Stabilize `intrinsics::abort` in `core`

japaric commented 6 years ago

I would like to see intrinsics::abort stabilized in some form as it's useful in some cases to have panicking behavior (and alloc_error) = abort (minimizes code size and the abort exception / signal can be handled elsewhere or in a upper abstraction layer).

As intrinsics::abort lowers to a trap instruction on most architectures (*) I propose we add a safe wrapper around it in core::arch::$ARCH for the architectures where it does.

(*) On most but not on all. For example, On MSP430 it lowers to a call to the abort function which results in a linker error unless that symbol is defined somewhere in the dependency graph.

(Related: There's std::process::abort which claims to be a safe wrapper around intrinsics::abort but if you at its implementation it is, in fact, not just a wrapper around intrinsics::abort but something completely different.)

@rust-lang/libs what would be needed to move this forward? An full RFC, or just a PR + FCP?

cc @Amanieu @glandium

steveklabnik commented 6 years ago

I've also found it strange that this doesn't exist in core; big 👍 from me.

glandium commented 6 years ago

I'm all for it, but I'm wary about core::arch. AIUI, there is, purposefully, no platform-specific code in libcore at the moment. A specific module for that seems like opening the door to more.

japaric commented 6 years ago

@glandium core::arch already exists on stable. There are architecture specific APIs in it for SIMD instructions.

Amanieu commented 6 years ago

I'm not a big fan of the way intrinsics::abort is used at the moment: it just crashes the program with an obscure error message (Illegal instruction). IMO the proper way to handle this is to use something like #[abort_implementation] to allow customizing the behavior of aborts per platform.

Then again, this is a lot of work for something that is very rarely used (compared to normal panics). It might not be worth the trouble.

alexcrichton commented 6 years ago

Sorry for the delay in getting to this @japaric, but FWIW I'd personally be ok with a PR to add this to an unstable (eventually to-be-stable) location in libstd and then later have a stabilization PR. This doesn't seem like it's RFC-grade to me

japaric commented 6 years ago

@Amanieu this proposal is about stabilizing a way to generate a trap / abort instruction. Your comment seems to be about a user customizable process::abort that's available in core.

@alexcrichton sounds good! The main question here is where in core to put this. IMO, it makes sense to put this in coresimd / core::arch::$ARCH and name it trap, instead of abort, as this is a stable wrapper for the llvm.trap intrinsic that only produces a trap instruction for some architectures (e.g. it doesn't do that for MSP430). Could I get yours and @gnzlbg's opinions on that location?

Data segment:
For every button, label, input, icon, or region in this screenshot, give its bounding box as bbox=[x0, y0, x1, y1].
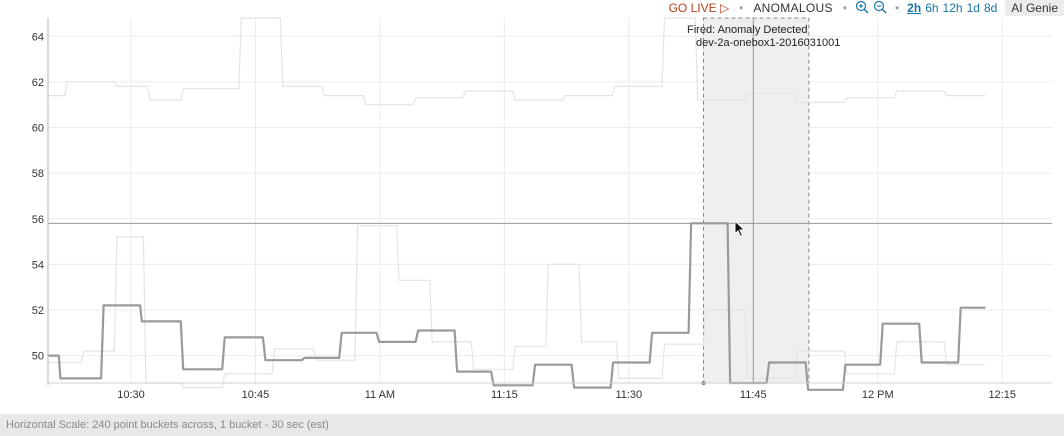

Written tasks:
1/ Transcribe the passage of the intrinsics::abort discussion between "glandium commented 6" and "for SIMD instructions.", inclusive.
2/ According to the intrinsics::abort discussion, what does intrinsics::abort lower to on MSP430?
3/ Resume the intrinsics::abort discussion, continuing on from its final comment.

Responses per task:
1/
glandium commented 6 years ago

I'm all for it, but I'm wary about core::arch. AIUI, there is, purposefully, no platform-specific code in libcore at the moment. A specific module for that seems like opening the door to more.

japaric commented 6 years ago

@glandium core::arch already exists on stable. There are architecture specific APIs in it for SIMD instructions.

2/ A call to the abort function, which causes a linker error unless that symbol is defined somewhere in the dependency graph.

3/
gnzlbg commented 6 years ago

@japaric I'd put it in core::intrinsics first since the llvm intrinsic it forwards to is "portable", as in, it can be called on all architectures, although it might not do what you expect on all of them. We can just point people here to the llvm docs.

I propose we add a safe wrapper around it in core::arch::$ARCH for the architectures where it does.

So suppose we would put it in core::intrinsics and stabilize it. Would we still need to add those safe wrappers to core::arch or could one be built in a stable third-party crate ? Even if it can be built in a third party crate, it might still make sense to expose a safe wrapper to it somewhere in core, but we don't have to solve that problem right now, and maybe with some experience about how to write that in a crate and use it, we can put a better solution in core later.

japaric commented 6 years ago

I'd put it in core::intrinsics first since the llvm intrinsic it forwards to is "portable"

It's already in intrinsics: core::intrinsics::abort but there's no precedent for stabilizing any API in there ... Hold on, the core::intrinsics module is unstable but e.g. core::intrinsics::transmute and a few other intrinsics are stable -- that's weird: core::intrinsics::transmute(..) is stable but the more idiomatic use core::intrinsics; intrinsics::transmute(..) requires a feature gate.

Yeah, I'm not sure stuff in core::intrinsics is supposed to stabilized. core::intrinsics::transmute may only be stable as a byproduct of stabilizing it as a re-export in core::mem.

I propose we add a safe wrapper around it

This was a typo, i think. I probably meant a stable wrapper around the llvm.trap intrinsic. Whether it's safe or not is not too important (though I don't see a reason why abort should be unsafe); the important part is that it becomes a stable API.

So suppose we would put it in core::intrinsics and stabilize it.

If that's OK then, yeah, we don't need anything else in core::arch, but like I said above I don't think we are supposed to tell people to use core::intrinsics on stable. My proposal is assuming that core::intrinsics is not the right place to stabilize this API in.

japaric commented 6 years ago

And as a data point: for these architectures llvm.trap lowers to an instruction: ARM{,BE}, AArch64, i686, mips{,64,64el}, powerpc{,64,64le}, nvptx64, sparc64, x86_64 and wasm32.

For MSP430 and RISCV32 llvm.trap lowers to a call to the abort function, which is not defined in core or compiler_builtins so it can cause a linker error.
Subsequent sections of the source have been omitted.